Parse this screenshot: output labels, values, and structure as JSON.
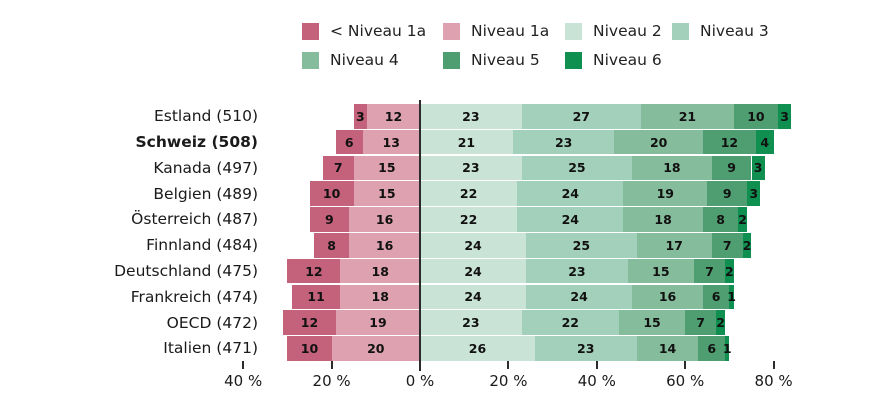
{
  "chart_data": {
    "type": "bar",
    "subtype": "diverging-stacked-horizontal",
    "title": "",
    "legend_position": "top",
    "legend": [
      {
        "label": "< Niveau 1a",
        "color": "#c4617b",
        "row": 0,
        "col": 0
      },
      {
        "label": "Niveau 1a",
        "color": "#dda1af",
        "row": 0,
        "col": 1
      },
      {
        "label": "Niveau 2",
        "color": "#c9e4d7",
        "row": 0,
        "col": 2
      },
      {
        "label": "Niveau 3",
        "color": "#a3d0ba",
        "row": 0,
        "col": 3
      },
      {
        "label": "Niveau 4",
        "color": "#85bc9b",
        "row": 1,
        "col": 0
      },
      {
        "label": "Niveau 5",
        "color": "#4f9e71",
        "row": 1,
        "col": 1
      },
      {
        "label": "Niveau 6",
        "color": "#0f9051",
        "row": 1,
        "col": 2
      }
    ],
    "left_series_names": [
      "< Niveau 1a",
      "Niveau 1a"
    ],
    "right_series_names": [
      "Niveau 2",
      "Niveau 3",
      "Niveau 4",
      "Niveau 5",
      "Niveau 6"
    ],
    "rows": [
      {
        "label": "Estland (510)",
        "bold": false,
        "left": [
          3,
          12
        ],
        "right": [
          23,
          27,
          21,
          10,
          3
        ]
      },
      {
        "label": "Schweiz (508)",
        "bold": true,
        "left": [
          6,
          13
        ],
        "right": [
          21,
          23,
          20,
          12,
          4
        ]
      },
      {
        "label": "Kanada (497)",
        "bold": false,
        "left": [
          7,
          15
        ],
        "right": [
          23,
          25,
          18,
          9,
          3
        ]
      },
      {
        "label": "Belgien (489)",
        "bold": false,
        "left": [
          10,
          15
        ],
        "right": [
          22,
          24,
          19,
          9,
          3
        ]
      },
      {
        "label": "Österreich (487)",
        "bold": false,
        "left": [
          9,
          16
        ],
        "right": [
          22,
          24,
          18,
          8,
          2
        ]
      },
      {
        "label": "Finnland (484)",
        "bold": false,
        "left": [
          8,
          16
        ],
        "right": [
          24,
          25,
          17,
          7,
          2
        ]
      },
      {
        "label": "Deutschland (475)",
        "bold": false,
        "left": [
          12,
          18
        ],
        "right": [
          24,
          23,
          15,
          7,
          2
        ]
      },
      {
        "label": "Frankreich (474)",
        "bold": false,
        "left": [
          11,
          18
        ],
        "right": [
          24,
          24,
          16,
          6,
          1
        ]
      },
      {
        "label": "OECD (472)",
        "bold": false,
        "left": [
          12,
          19
        ],
        "right": [
          23,
          22,
          15,
          7,
          2
        ]
      },
      {
        "label": "Italien (471)",
        "bold": false,
        "left": [
          10,
          20
        ],
        "right": [
          26,
          23,
          14,
          6,
          1
        ]
      }
    ],
    "x_axis": {
      "unit": "%",
      "tick_values": [
        -40,
        -20,
        0,
        20,
        40,
        60,
        80
      ],
      "tick_labels": [
        "40 %",
        "20 %",
        "0 %",
        "20 %",
        "40 %",
        "60 %",
        "80 %"
      ],
      "xlim": [
        -45,
        90
      ]
    }
  }
}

-- -- --

**Given request**
Restate the listing above word for word, and skip the pictures.

**Output below**
Parse this screenshot: output labels, values, and structure as JSON.
{
  "chart_data": {
    "type": "bar",
    "subtype": "diverging-stacked-horizontal",
    "title": "",
    "legend_position": "top",
    "legend": [
      {
        "label": "< Niveau 1a",
        "color": "#c4617b",
        "row": 0,
        "col": 0
      },
      {
        "label": "Niveau 1a",
        "color": "#dda1af",
        "row": 0,
        "col": 1
      },
      {
        "label": "Niveau 2",
        "color": "#c9e4d7",
        "row": 0,
        "col": 2
      },
      {
        "label": "Niveau 3",
        "color": "#a3d0ba",
        "row": 0,
        "col": 3
      },
      {
        "label": "Niveau 4",
        "color": "#85bc9b",
        "row": 1,
        "col": 0
      },
      {
        "label": "Niveau 5",
        "color": "#4f9e71",
        "row": 1,
        "col": 1
      },
      {
        "label": "Niveau 6",
        "color": "#0f9051",
        "row": 1,
        "col": 2
      }
    ],
    "left_series_names": [
      "< Niveau 1a",
      "Niveau 1a"
    ],
    "right_series_names": [
      "Niveau 2",
      "Niveau 3",
      "Niveau 4",
      "Niveau 5",
      "Niveau 6"
    ],
    "rows": [
      {
        "label": "Estland (510)",
        "bold": false,
        "left": [
          3,
          12
        ],
        "right": [
          23,
          27,
          21,
          10,
          3
        ]
      },
      {
        "label": "Schweiz (508)",
        "bold": true,
        "left": [
          6,
          13
        ],
        "right": [
          21,
          23,
          20,
          12,
          4
        ]
      },
      {
        "label": "Kanada (497)",
        "bold": false,
        "left": [
          7,
          15
        ],
        "right": [
          23,
          25,
          18,
          9,
          3
        ]
      },
      {
        "label": "Belgien (489)",
        "bold": false,
        "left": [
          10,
          15
        ],
        "right": [
          22,
          24,
          19,
          9,
          3
        ]
      },
      {
        "label": "Österreich (487)",
        "bold": false,
        "left": [
          9,
          16
        ],
        "right": [
          22,
          24,
          18,
          8,
          2
        ]
      },
      {
        "label": "Finnland (484)",
        "bold": false,
        "left": [
          8,
          16
        ],
        "right": [
          24,
          25,
          17,
          7,
          2
        ]
      },
      {
        "label": "Deutschland (475)",
        "bold": false,
        "left": [
          12,
          18
        ],
        "right": [
          24,
          23,
          15,
          7,
          2
        ]
      },
      {
        "label": "Frankreich (474)",
        "bold": false,
        "left": [
          11,
          18
        ],
        "right": [
          24,
          24,
          16,
          6,
          1
        ]
      },
      {
        "label": "OECD (472)",
        "bold": false,
        "left": [
          12,
          19
        ],
        "right": [
          23,
          22,
          15,
          7,
          2
        ]
      },
      {
        "label": "Italien (471)",
        "bold": false,
        "left": [
          10,
          20
        ],
        "right": [
          26,
          23,
          14,
          6,
          1
        ]
      }
    ],
    "x_axis": {
      "unit": "%",
      "tick_values": [
        -40,
        -20,
        0,
        20,
        40,
        60,
        80
      ],
      "tick_labels": [
        "40 %",
        "20 %",
        "0 %",
        "20 %",
        "40 %",
        "60 %",
        "80 %"
      ],
      "xlim": [
        -45,
        90
      ]
    }
  }
}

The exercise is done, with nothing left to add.